Copy each line that contains the word "title".

--- start of DATA SHOWN ---

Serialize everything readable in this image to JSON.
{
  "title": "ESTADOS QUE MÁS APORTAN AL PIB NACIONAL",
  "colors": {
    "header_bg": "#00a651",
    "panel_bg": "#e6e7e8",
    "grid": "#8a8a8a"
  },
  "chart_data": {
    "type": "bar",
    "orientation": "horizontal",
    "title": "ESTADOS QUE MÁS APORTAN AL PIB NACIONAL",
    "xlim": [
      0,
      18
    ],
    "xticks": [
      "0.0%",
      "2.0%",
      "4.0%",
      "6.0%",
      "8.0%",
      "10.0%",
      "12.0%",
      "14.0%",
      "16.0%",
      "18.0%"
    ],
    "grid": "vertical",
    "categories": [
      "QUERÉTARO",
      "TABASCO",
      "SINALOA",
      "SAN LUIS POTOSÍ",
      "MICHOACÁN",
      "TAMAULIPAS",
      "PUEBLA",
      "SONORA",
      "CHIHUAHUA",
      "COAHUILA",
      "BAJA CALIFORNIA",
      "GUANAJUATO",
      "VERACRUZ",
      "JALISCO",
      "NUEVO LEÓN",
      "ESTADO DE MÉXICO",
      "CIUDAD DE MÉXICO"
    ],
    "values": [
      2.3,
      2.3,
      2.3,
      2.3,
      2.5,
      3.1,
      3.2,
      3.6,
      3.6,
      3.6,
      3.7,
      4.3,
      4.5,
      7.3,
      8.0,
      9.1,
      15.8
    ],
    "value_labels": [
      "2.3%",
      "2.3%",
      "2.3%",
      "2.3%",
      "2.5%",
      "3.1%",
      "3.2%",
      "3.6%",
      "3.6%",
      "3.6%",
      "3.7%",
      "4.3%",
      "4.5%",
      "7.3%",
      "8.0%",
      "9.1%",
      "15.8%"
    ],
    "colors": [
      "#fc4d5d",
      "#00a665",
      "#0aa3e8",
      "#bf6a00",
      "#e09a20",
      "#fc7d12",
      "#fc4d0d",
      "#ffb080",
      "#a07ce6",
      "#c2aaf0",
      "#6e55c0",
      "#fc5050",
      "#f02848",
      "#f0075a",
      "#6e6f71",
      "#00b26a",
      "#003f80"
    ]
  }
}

--- end of DATA SHOWN ---

### FULL ANSWER
  "title": "ESTADOS QUE MÁS APORTAN AL PIB NACIONAL",
    "title": "ESTADOS QUE MÁS APORTAN AL PIB NACIONAL",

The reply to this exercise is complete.